• **Short exercise**
All the data below goes into the copy word for word, but the pictures don't.
====== Provided records ======
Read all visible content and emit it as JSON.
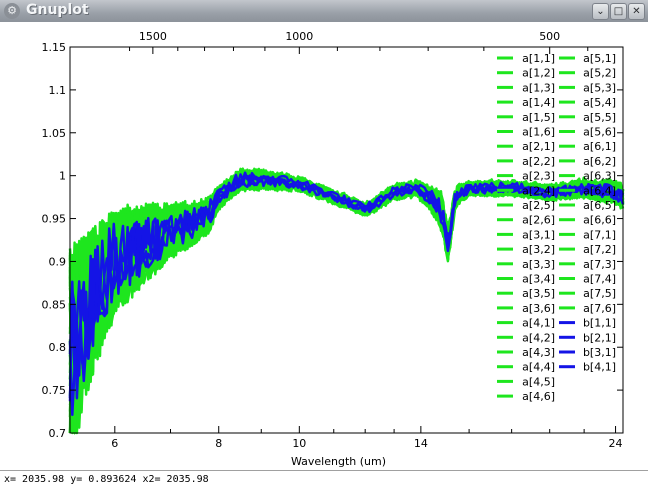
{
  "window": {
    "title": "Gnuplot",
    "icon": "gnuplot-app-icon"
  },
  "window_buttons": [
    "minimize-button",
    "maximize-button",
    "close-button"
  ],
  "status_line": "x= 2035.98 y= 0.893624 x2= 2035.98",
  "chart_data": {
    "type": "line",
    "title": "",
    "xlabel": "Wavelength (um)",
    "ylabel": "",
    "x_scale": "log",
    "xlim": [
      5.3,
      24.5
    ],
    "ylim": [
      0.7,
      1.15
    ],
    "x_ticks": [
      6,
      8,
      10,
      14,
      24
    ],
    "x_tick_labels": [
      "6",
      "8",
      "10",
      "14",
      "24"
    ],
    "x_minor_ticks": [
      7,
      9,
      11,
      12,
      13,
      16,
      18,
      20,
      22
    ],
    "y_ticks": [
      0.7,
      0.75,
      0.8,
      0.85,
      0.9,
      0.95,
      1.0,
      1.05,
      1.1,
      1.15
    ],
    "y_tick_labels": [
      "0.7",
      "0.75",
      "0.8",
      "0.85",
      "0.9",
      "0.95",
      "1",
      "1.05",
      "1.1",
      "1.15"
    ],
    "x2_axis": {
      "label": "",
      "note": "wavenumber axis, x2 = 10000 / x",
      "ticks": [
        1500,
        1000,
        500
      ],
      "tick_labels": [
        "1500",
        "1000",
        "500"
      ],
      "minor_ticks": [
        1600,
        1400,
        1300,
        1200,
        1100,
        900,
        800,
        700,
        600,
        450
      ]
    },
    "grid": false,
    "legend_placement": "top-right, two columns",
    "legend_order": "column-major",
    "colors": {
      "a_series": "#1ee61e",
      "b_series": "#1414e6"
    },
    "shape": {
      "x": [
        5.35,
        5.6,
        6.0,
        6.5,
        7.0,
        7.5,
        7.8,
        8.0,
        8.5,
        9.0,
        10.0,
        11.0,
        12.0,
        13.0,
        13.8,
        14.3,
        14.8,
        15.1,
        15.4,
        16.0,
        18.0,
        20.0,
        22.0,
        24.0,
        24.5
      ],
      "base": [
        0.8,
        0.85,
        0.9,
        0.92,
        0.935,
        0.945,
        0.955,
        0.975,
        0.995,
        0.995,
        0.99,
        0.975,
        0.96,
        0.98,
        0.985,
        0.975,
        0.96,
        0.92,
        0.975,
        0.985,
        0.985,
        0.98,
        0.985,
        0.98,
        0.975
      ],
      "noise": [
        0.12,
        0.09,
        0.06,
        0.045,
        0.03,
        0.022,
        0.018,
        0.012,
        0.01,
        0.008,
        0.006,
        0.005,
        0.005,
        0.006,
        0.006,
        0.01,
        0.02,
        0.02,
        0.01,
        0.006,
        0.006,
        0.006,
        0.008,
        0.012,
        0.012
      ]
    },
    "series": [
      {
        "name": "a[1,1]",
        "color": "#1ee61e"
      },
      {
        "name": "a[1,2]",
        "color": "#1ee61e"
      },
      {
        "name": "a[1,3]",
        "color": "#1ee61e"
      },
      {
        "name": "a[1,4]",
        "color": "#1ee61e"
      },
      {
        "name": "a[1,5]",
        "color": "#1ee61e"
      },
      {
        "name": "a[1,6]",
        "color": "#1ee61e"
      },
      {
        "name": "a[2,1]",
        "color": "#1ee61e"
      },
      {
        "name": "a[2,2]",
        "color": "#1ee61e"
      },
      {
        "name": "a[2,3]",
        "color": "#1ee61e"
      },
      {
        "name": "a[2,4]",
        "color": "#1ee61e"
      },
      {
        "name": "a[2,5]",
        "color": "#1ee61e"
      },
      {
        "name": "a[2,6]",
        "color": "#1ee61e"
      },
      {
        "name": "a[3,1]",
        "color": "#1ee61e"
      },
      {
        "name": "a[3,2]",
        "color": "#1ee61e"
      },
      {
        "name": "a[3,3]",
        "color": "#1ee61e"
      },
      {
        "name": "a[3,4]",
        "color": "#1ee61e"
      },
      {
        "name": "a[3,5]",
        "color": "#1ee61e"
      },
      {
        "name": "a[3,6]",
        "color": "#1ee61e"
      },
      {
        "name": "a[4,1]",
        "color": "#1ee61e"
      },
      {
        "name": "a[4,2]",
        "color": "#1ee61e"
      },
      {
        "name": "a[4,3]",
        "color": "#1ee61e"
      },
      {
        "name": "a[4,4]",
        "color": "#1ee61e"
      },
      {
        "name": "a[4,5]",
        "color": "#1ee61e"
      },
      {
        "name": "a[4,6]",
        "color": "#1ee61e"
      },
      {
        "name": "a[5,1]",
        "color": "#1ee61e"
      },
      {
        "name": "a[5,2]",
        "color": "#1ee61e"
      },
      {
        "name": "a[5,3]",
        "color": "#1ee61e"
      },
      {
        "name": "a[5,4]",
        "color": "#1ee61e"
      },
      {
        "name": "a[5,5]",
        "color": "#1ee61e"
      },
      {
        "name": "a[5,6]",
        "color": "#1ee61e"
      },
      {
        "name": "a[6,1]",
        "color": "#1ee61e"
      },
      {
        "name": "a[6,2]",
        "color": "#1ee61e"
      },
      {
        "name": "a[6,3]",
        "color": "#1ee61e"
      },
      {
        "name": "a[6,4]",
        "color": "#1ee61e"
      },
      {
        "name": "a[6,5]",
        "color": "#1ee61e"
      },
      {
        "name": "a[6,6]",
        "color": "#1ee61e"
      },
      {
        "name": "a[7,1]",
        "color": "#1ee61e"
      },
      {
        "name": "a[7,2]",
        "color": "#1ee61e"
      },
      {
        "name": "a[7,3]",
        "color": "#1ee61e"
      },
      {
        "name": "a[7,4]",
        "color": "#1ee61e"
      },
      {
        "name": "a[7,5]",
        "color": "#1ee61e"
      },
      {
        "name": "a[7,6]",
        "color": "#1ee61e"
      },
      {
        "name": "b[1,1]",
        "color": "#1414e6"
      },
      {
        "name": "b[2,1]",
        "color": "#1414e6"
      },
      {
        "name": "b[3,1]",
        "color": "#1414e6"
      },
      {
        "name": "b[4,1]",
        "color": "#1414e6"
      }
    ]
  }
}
======
• **Reply**
Read all visible content and emit it as JSON.
{
  "window": {
    "title": "Gnuplot",
    "icon": "gnuplot-app-icon"
  },
  "window_buttons": [
    "minimize-button",
    "maximize-button",
    "close-button"
  ],
  "status_line": "x= 2035.98 y= 0.893624 x2= 2035.98",
  "chart_data": {
    "type": "line",
    "title": "",
    "xlabel": "Wavelength (um)",
    "ylabel": "",
    "x_scale": "log",
    "xlim": [
      5.3,
      24.5
    ],
    "ylim": [
      0.7,
      1.15
    ],
    "x_ticks": [
      6,
      8,
      10,
      14,
      24
    ],
    "x_tick_labels": [
      "6",
      "8",
      "10",
      "14",
      "24"
    ],
    "x_minor_ticks": [
      7,
      9,
      11,
      12,
      13,
      16,
      18,
      20,
      22
    ],
    "y_ticks": [
      0.7,
      0.75,
      0.8,
      0.85,
      0.9,
      0.95,
      1.0,
      1.05,
      1.1,
      1.15
    ],
    "y_tick_labels": [
      "0.7",
      "0.75",
      "0.8",
      "0.85",
      "0.9",
      "0.95",
      "1",
      "1.05",
      "1.1",
      "1.15"
    ],
    "x2_axis": {
      "label": "",
      "note": "wavenumber axis, x2 = 10000 / x",
      "ticks": [
        1500,
        1000,
        500
      ],
      "tick_labels": [
        "1500",
        "1000",
        "500"
      ],
      "minor_ticks": [
        1600,
        1400,
        1300,
        1200,
        1100,
        900,
        800,
        700,
        600,
        450
      ]
    },
    "grid": false,
    "legend_placement": "top-right, two columns",
    "legend_order": "column-major",
    "colors": {
      "a_series": "#1ee61e",
      "b_series": "#1414e6"
    },
    "shape": {
      "x": [
        5.35,
        5.6,
        6.0,
        6.5,
        7.0,
        7.5,
        7.8,
        8.0,
        8.5,
        9.0,
        10.0,
        11.0,
        12.0,
        13.0,
        13.8,
        14.3,
        14.8,
        15.1,
        15.4,
        16.0,
        18.0,
        20.0,
        22.0,
        24.0,
        24.5
      ],
      "base": [
        0.8,
        0.85,
        0.9,
        0.92,
        0.935,
        0.945,
        0.955,
        0.975,
        0.995,
        0.995,
        0.99,
        0.975,
        0.96,
        0.98,
        0.985,
        0.975,
        0.96,
        0.92,
        0.975,
        0.985,
        0.985,
        0.98,
        0.985,
        0.98,
        0.975
      ],
      "noise": [
        0.12,
        0.09,
        0.06,
        0.045,
        0.03,
        0.022,
        0.018,
        0.012,
        0.01,
        0.008,
        0.006,
        0.005,
        0.005,
        0.006,
        0.006,
        0.01,
        0.02,
        0.02,
        0.01,
        0.006,
        0.006,
        0.006,
        0.008,
        0.012,
        0.012
      ]
    },
    "series": [
      {
        "name": "a[1,1]",
        "color": "#1ee61e"
      },
      {
        "name": "a[1,2]",
        "color": "#1ee61e"
      },
      {
        "name": "a[1,3]",
        "color": "#1ee61e"
      },
      {
        "name": "a[1,4]",
        "color": "#1ee61e"
      },
      {
        "name": "a[1,5]",
        "color": "#1ee61e"
      },
      {
        "name": "a[1,6]",
        "color": "#1ee61e"
      },
      {
        "name": "a[2,1]",
        "color": "#1ee61e"
      },
      {
        "name": "a[2,2]",
        "color": "#1ee61e"
      },
      {
        "name": "a[2,3]",
        "color": "#1ee61e"
      },
      {
        "name": "a[2,4]",
        "color": "#1ee61e"
      },
      {
        "name": "a[2,5]",
        "color": "#1ee61e"
      },
      {
        "name": "a[2,6]",
        "color": "#1ee61e"
      },
      {
        "name": "a[3,1]",
        "color": "#1ee61e"
      },
      {
        "name": "a[3,2]",
        "color": "#1ee61e"
      },
      {
        "name": "a[3,3]",
        "color": "#1ee61e"
      },
      {
        "name": "a[3,4]",
        "color": "#1ee61e"
      },
      {
        "name": "a[3,5]",
        "color": "#1ee61e"
      },
      {
        "name": "a[3,6]",
        "color": "#1ee61e"
      },
      {
        "name": "a[4,1]",
        "color": "#1ee61e"
      },
      {
        "name": "a[4,2]",
        "color": "#1ee61e"
      },
      {
        "name": "a[4,3]",
        "color": "#1ee61e"
      },
      {
        "name": "a[4,4]",
        "color": "#1ee61e"
      },
      {
        "name": "a[4,5]",
        "color": "#1ee61e"
      },
      {
        "name": "a[4,6]",
        "color": "#1ee61e"
      },
      {
        "name": "a[5,1]",
        "color": "#1ee61e"
      },
      {
        "name": "a[5,2]",
        "color": "#1ee61e"
      },
      {
        "name": "a[5,3]",
        "color": "#1ee61e"
      },
      {
        "name": "a[5,4]",
        "color": "#1ee61e"
      },
      {
        "name": "a[5,5]",
        "color": "#1ee61e"
      },
      {
        "name": "a[5,6]",
        "color": "#1ee61e"
      },
      {
        "name": "a[6,1]",
        "color": "#1ee61e"
      },
      {
        "name": "a[6,2]",
        "color": "#1ee61e"
      },
      {
        "name": "a[6,3]",
        "color": "#1ee61e"
      },
      {
        "name": "a[6,4]",
        "color": "#1ee61e"
      },
      {
        "name": "a[6,5]",
        "color": "#1ee61e"
      },
      {
        "name": "a[6,6]",
        "color": "#1ee61e"
      },
      {
        "name": "a[7,1]",
        "color": "#1ee61e"
      },
      {
        "name": "a[7,2]",
        "color": "#1ee61e"
      },
      {
        "name": "a[7,3]",
        "color": "#1ee61e"
      },
      {
        "name": "a[7,4]",
        "color": "#1ee61e"
      },
      {
        "name": "a[7,5]",
        "color": "#1ee61e"
      },
      {
        "name": "a[7,6]",
        "color": "#1ee61e"
      },
      {
        "name": "b[1,1]",
        "color": "#1414e6"
      },
      {
        "name": "b[2,1]",
        "color": "#1414e6"
      },
      {
        "name": "b[3,1]",
        "color": "#1414e6"
      },
      {
        "name": "b[4,1]",
        "color": "#1414e6"
      }
    ]
  }
}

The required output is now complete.